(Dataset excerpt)

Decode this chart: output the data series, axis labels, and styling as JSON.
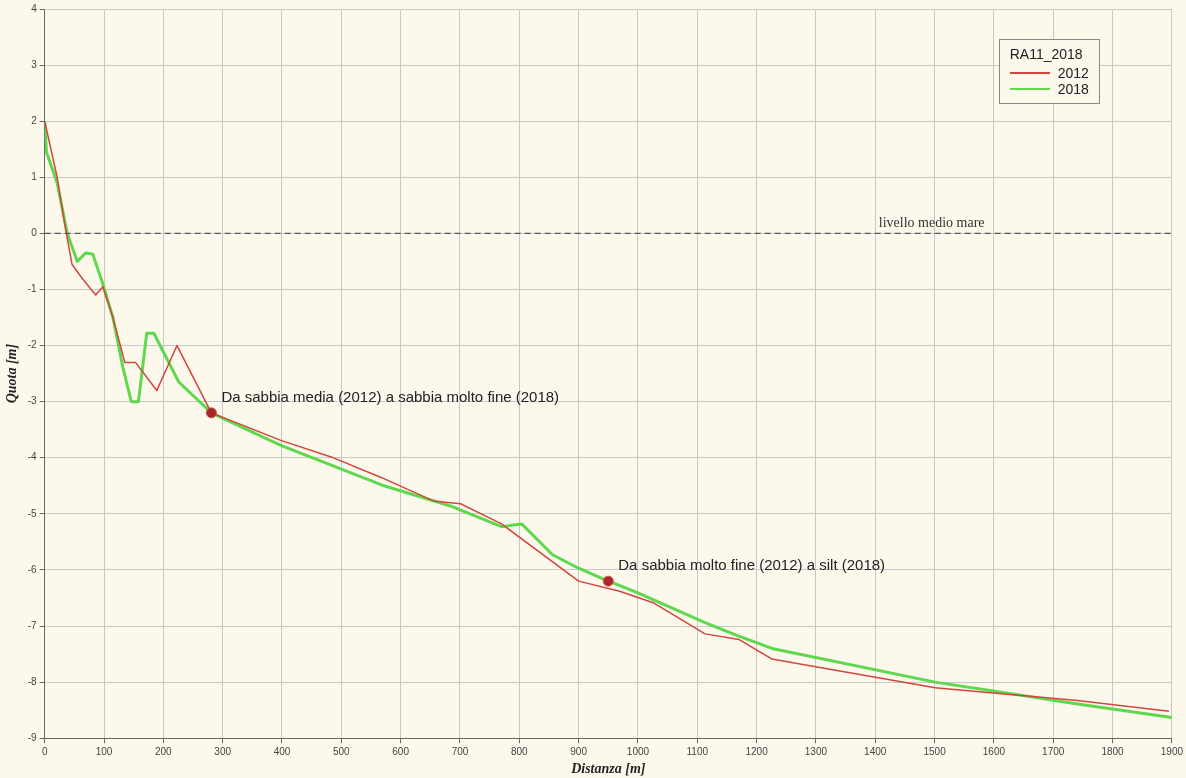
{
  "chart_data": {
    "type": "line",
    "xlabel": "Distanza [m]",
    "ylabel": "Quota [m]",
    "legend_title": "RA11_2018",
    "legend": "top right",
    "grid": true,
    "line_style": "solid",
    "marker": "none",
    "xlim": [
      0,
      1900
    ],
    "xticks": [
      0,
      100,
      200,
      300,
      400,
      500,
      600,
      700,
      800,
      900,
      1000,
      1100,
      1200,
      1300,
      1400,
      1500,
      1600,
      1700,
      1800,
      1900
    ],
    "ylim": [
      -9,
      4
    ],
    "yticks": [
      -9,
      -8,
      -7,
      -6,
      -5,
      -4,
      -3,
      -2,
      -1,
      0,
      1,
      2,
      3,
      4
    ],
    "series": [
      {
        "name": "2012",
        "color": "#d0473f",
        "x": [
          0,
          21,
          34,
          46,
          63,
          86,
          98,
          115,
          135,
          153,
          189,
          223,
          281,
          398,
          484,
          569,
          655,
          701,
          770,
          900,
          969,
          1027,
          1113,
          1170,
          1226,
          1285,
          1501,
          1741,
          1895
        ],
        "values": [
          2.0,
          1.0,
          0.15,
          -0.55,
          -0.8,
          -1.1,
          -0.95,
          -1.5,
          -2.3,
          -2.3,
          -2.8,
          -2.0,
          -3.2,
          -3.69,
          -3.99,
          -4.36,
          -4.77,
          -4.82,
          -5.18,
          -6.2,
          -6.38,
          -6.59,
          -7.14,
          -7.24,
          -7.59,
          -7.7,
          -8.1,
          -8.33,
          -8.52
        ]
      },
      {
        "name": "2018",
        "color": "#5fd84e",
        "x": [
          0,
          3,
          21,
          38,
          55,
          69,
          81,
          98,
          115,
          132,
          146,
          158,
          172,
          184,
          226,
          281,
          398,
          569,
          684,
          770,
          804,
          856,
          900,
          941,
          998,
          1113,
          1170,
          1226,
          1501,
          1741,
          1900
        ],
        "values": [
          2.0,
          1.45,
          0.9,
          0,
          -0.5,
          -0.35,
          -0.37,
          -0.9,
          -1.5,
          -2.4,
          -3.0,
          -3.0,
          -1.78,
          -1.78,
          -2.65,
          -3.2,
          -3.78,
          -4.49,
          -4.86,
          -5.23,
          -5.18,
          -5.73,
          -5.97,
          -6.16,
          -6.4,
          -6.94,
          -7.18,
          -7.4,
          -8.0,
          -8.39,
          -8.63
        ]
      }
    ],
    "ref_lines": [
      {
        "axis": "y",
        "value": 0,
        "label": "livello medio mare",
        "color": "#555555",
        "line_style": "dashed"
      }
    ],
    "annotations": [
      {
        "text": "Da sabbia media (2012) a sabbia molto fine (2018)",
        "x": 281,
        "y": -3.2
      },
      {
        "text": "Da sabbia molto fine (2012) a silt (2018)",
        "x": 950,
        "y": -6.2
      }
    ]
  }
}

Exercise directions - Quote in full the listing given above; the images are to be left out.

Result -
Decode this chart: output the data series, axis labels, and styling as JSON.
{
  "chart_data": {
    "type": "line",
    "xlabel": "Distanza [m]",
    "ylabel": "Quota [m]",
    "legend_title": "RA11_2018",
    "legend": "top right",
    "grid": true,
    "line_style": "solid",
    "marker": "none",
    "xlim": [
      0,
      1900
    ],
    "xticks": [
      0,
      100,
      200,
      300,
      400,
      500,
      600,
      700,
      800,
      900,
      1000,
      1100,
      1200,
      1300,
      1400,
      1500,
      1600,
      1700,
      1800,
      1900
    ],
    "ylim": [
      -9,
      4
    ],
    "yticks": [
      -9,
      -8,
      -7,
      -6,
      -5,
      -4,
      -3,
      -2,
      -1,
      0,
      1,
      2,
      3,
      4
    ],
    "series": [
      {
        "name": "2012",
        "color": "#d0473f",
        "x": [
          0,
          21,
          34,
          46,
          63,
          86,
          98,
          115,
          135,
          153,
          189,
          223,
          281,
          398,
          484,
          569,
          655,
          701,
          770,
          900,
          969,
          1027,
          1113,
          1170,
          1226,
          1285,
          1501,
          1741,
          1895
        ],
        "values": [
          2.0,
          1.0,
          0.15,
          -0.55,
          -0.8,
          -1.1,
          -0.95,
          -1.5,
          -2.3,
          -2.3,
          -2.8,
          -2.0,
          -3.2,
          -3.69,
          -3.99,
          -4.36,
          -4.77,
          -4.82,
          -5.18,
          -6.2,
          -6.38,
          -6.59,
          -7.14,
          -7.24,
          -7.59,
          -7.7,
          -8.1,
          -8.33,
          -8.52
        ]
      },
      {
        "name": "2018",
        "color": "#5fd84e",
        "x": [
          0,
          3,
          21,
          38,
          55,
          69,
          81,
          98,
          115,
          132,
          146,
          158,
          172,
          184,
          226,
          281,
          398,
          569,
          684,
          770,
          804,
          856,
          900,
          941,
          998,
          1113,
          1170,
          1226,
          1501,
          1741,
          1900
        ],
        "values": [
          2.0,
          1.45,
          0.9,
          0,
          -0.5,
          -0.35,
          -0.37,
          -0.9,
          -1.5,
          -2.4,
          -3.0,
          -3.0,
          -1.78,
          -1.78,
          -2.65,
          -3.2,
          -3.78,
          -4.49,
          -4.86,
          -5.23,
          -5.18,
          -5.73,
          -5.97,
          -6.16,
          -6.4,
          -6.94,
          -7.18,
          -7.4,
          -8.0,
          -8.39,
          -8.63
        ]
      }
    ],
    "ref_lines": [
      {
        "axis": "y",
        "value": 0,
        "label": "livello medio mare",
        "color": "#555555",
        "line_style": "dashed"
      }
    ],
    "annotations": [
      {
        "text": "Da sabbia media (2012) a sabbia molto fine (2018)",
        "x": 281,
        "y": -3.2
      },
      {
        "text": "Da sabbia molto fine (2012) a silt (2018)",
        "x": 950,
        "y": -6.2
      }
    ]
  }
}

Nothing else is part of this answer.